**Data for processing**.
════

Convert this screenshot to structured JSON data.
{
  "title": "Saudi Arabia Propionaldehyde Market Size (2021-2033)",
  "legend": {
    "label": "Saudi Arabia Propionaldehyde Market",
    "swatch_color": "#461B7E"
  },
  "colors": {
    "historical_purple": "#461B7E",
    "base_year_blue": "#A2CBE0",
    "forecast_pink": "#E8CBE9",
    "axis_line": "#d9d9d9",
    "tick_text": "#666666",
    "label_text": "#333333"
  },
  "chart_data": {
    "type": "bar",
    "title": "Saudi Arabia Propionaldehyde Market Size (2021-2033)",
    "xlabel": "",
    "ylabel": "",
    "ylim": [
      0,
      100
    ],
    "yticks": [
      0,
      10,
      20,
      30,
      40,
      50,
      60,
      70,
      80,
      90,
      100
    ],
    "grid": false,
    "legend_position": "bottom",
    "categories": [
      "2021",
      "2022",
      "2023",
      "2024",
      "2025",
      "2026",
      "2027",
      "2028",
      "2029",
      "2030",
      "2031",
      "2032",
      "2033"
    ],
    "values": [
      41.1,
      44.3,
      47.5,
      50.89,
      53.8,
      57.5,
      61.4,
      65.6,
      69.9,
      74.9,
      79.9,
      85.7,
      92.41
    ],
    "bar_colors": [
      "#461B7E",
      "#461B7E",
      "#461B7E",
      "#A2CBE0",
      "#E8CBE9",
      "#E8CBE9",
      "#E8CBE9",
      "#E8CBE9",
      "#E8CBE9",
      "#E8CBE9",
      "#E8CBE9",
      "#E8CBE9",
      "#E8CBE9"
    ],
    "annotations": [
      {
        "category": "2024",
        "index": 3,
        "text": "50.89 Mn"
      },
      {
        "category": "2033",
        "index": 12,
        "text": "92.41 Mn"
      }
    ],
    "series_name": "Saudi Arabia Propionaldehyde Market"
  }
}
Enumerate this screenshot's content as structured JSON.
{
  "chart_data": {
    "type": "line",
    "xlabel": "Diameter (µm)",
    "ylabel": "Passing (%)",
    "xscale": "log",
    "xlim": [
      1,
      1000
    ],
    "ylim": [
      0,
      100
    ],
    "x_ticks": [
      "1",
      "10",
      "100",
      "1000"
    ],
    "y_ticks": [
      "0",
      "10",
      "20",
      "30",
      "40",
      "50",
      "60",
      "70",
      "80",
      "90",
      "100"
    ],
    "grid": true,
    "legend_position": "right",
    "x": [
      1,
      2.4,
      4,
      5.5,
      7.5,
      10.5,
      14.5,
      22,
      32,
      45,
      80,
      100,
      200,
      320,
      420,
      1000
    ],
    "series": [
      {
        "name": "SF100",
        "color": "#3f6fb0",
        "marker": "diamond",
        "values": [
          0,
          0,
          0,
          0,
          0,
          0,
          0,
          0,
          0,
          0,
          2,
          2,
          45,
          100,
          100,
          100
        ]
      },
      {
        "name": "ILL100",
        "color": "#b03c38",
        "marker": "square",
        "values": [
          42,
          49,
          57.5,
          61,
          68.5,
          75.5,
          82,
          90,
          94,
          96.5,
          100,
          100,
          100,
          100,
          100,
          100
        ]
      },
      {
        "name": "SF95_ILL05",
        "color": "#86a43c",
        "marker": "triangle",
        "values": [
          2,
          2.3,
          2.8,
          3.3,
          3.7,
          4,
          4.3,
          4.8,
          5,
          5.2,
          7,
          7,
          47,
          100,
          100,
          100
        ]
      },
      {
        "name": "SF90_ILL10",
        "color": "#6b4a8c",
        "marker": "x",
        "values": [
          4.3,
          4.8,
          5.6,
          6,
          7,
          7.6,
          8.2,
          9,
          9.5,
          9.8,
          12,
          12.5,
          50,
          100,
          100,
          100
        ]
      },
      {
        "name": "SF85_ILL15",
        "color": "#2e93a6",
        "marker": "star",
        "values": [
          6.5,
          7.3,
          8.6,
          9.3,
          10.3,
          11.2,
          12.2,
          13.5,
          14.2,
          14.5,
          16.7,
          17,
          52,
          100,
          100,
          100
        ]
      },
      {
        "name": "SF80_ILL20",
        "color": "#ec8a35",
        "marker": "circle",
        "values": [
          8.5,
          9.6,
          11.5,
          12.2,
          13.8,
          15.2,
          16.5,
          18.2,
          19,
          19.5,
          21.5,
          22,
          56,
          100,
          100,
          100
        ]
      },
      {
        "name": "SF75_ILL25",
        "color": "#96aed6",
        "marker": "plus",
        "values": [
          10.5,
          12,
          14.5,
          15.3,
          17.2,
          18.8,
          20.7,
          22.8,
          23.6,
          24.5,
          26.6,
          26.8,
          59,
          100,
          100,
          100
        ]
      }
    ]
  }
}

════

**Request**. Once more, set down the full listing, verbatim.

**Output**.
Convert this screenshot to structured JSON data.
{
  "title": "Saudi Arabia Propionaldehyde Market Size (2021-2033)",
  "legend": {
    "label": "Saudi Arabia Propionaldehyde Market",
    "swatch_color": "#461B7E"
  },
  "colors": {
    "historical_purple": "#461B7E",
    "base_year_blue": "#A2CBE0",
    "forecast_pink": "#E8CBE9",
    "axis_line": "#d9d9d9",
    "tick_text": "#666666",
    "label_text": "#333333"
  },
  "chart_data": {
    "type": "bar",
    "title": "Saudi Arabia Propionaldehyde Market Size (2021-2033)",
    "xlabel": "",
    "ylabel": "",
    "ylim": [
      0,
      100
    ],
    "yticks": [
      0,
      10,
      20,
      30,
      40,
      50,
      60,
      70,
      80,
      90,
      100
    ],
    "grid": false,
    "legend_position": "bottom",
    "categories": [
      "2021",
      "2022",
      "2023",
      "2024",
      "2025",
      "2026",
      "2027",
      "2028",
      "2029",
      "2030",
      "2031",
      "2032",
      "2033"
    ],
    "values": [
      41.1,
      44.3,
      47.5,
      50.89,
      53.8,
      57.5,
      61.4,
      65.6,
      69.9,
      74.9,
      79.9,
      85.7,
      92.41
    ],
    "bar_colors": [
      "#461B7E",
      "#461B7E",
      "#461B7E",
      "#A2CBE0",
      "#E8CBE9",
      "#E8CBE9",
      "#E8CBE9",
      "#E8CBE9",
      "#E8CBE9",
      "#E8CBE9",
      "#E8CBE9",
      "#E8CBE9",
      "#E8CBE9"
    ],
    "annotations": [
      {
        "category": "2024",
        "index": 3,
        "text": "50.89 Mn"
      },
      {
        "category": "2033",
        "index": 12,
        "text": "92.41 Mn"
      }
    ],
    "series_name": "Saudi Arabia Propionaldehyde Market"
  }
}
Enumerate this screenshot's content as structured JSON.
{
  "chart_data": {
    "type": "line",
    "xlabel": "Diameter (µm)",
    "ylabel": "Passing (%)",
    "xscale": "log",
    "xlim": [
      1,
      1000
    ],
    "ylim": [
      0,
      100
    ],
    "x_ticks": [
      "1",
      "10",
      "100",
      "1000"
    ],
    "y_ticks": [
      "0",
      "10",
      "20",
      "30",
      "40",
      "50",
      "60",
      "70",
      "80",
      "90",
      "100"
    ],
    "grid": true,
    "legend_position": "right",
    "x": [
      1,
      2.4,
      4,
      5.5,
      7.5,
      10.5,
      14.5,
      22,
      32,
      45,
      80,
      100,
      200,
      320,
      420,
      1000
    ],
    "series": [
      {
        "name": "SF100",
        "color": "#3f6fb0",
        "marker": "diamond",
        "values": [
          0,
          0,
          0,
          0,
          0,
          0,
          0,
          0,
          0,
          0,
          2,
          2,
          45,
          100,
          100,
          100
        ]
      },
      {
        "name": "ILL100",
        "color": "#b03c38",
        "marker": "square",
        "values": [
          42,
          49,
          57.5,
          61,
          68.5,
          75.5,
          82,
          90,
          94,
          96.5,
          100,
          100,
          100,
          100,
          100,
          100
        ]
      },
      {
        "name": "SF95_ILL05",
        "color": "#86a43c",
        "marker": "triangle",
        "values": [
          2,
          2.3,
          2.8,
          3.3,
          3.7,
          4,
          4.3,
          4.8,
          5,
          5.2,
          7,
          7,
          47,
          100,
          100,
          100
        ]
      },
      {
        "name": "SF90_ILL10",
        "color": "#6b4a8c",
        "marker": "x",
        "values": [
          4.3,
          4.8,
          5.6,
          6,
          7,
          7.6,
          8.2,
          9,
          9.5,
          9.8,
          12,
          12.5,
          50,
          100,
          100,
          100
        ]
      },
      {
        "name": "SF85_ILL15",
        "color": "#2e93a6",
        "marker": "star",
        "values": [
          6.5,
          7.3,
          8.6,
          9.3,
          10.3,
          11.2,
          12.2,
          13.5,
          14.2,
          14.5,
          16.7,
          17,
          52,
          100,
          100,
          100
        ]
      },
      {
        "name": "SF80_ILL20",
        "color": "#ec8a35",
        "marker": "circle",
        "values": [
          8.5,
          9.6,
          11.5,
          12.2,
          13.8,
          15.2,
          16.5,
          18.2,
          19,
          19.5,
          21.5,
          22,
          56,
          100,
          100,
          100
        ]
      },
      {
        "name": "SF75_ILL25",
        "color": "#96aed6",
        "marker": "plus",
        "values": [
          10.5,
          12,
          14.5,
          15.3,
          17.2,
          18.8,
          20.7,
          22.8,
          23.6,
          24.5,
          26.6,
          26.8,
          59,
          100,
          100,
          100
        ]
      }
    ]
  }
}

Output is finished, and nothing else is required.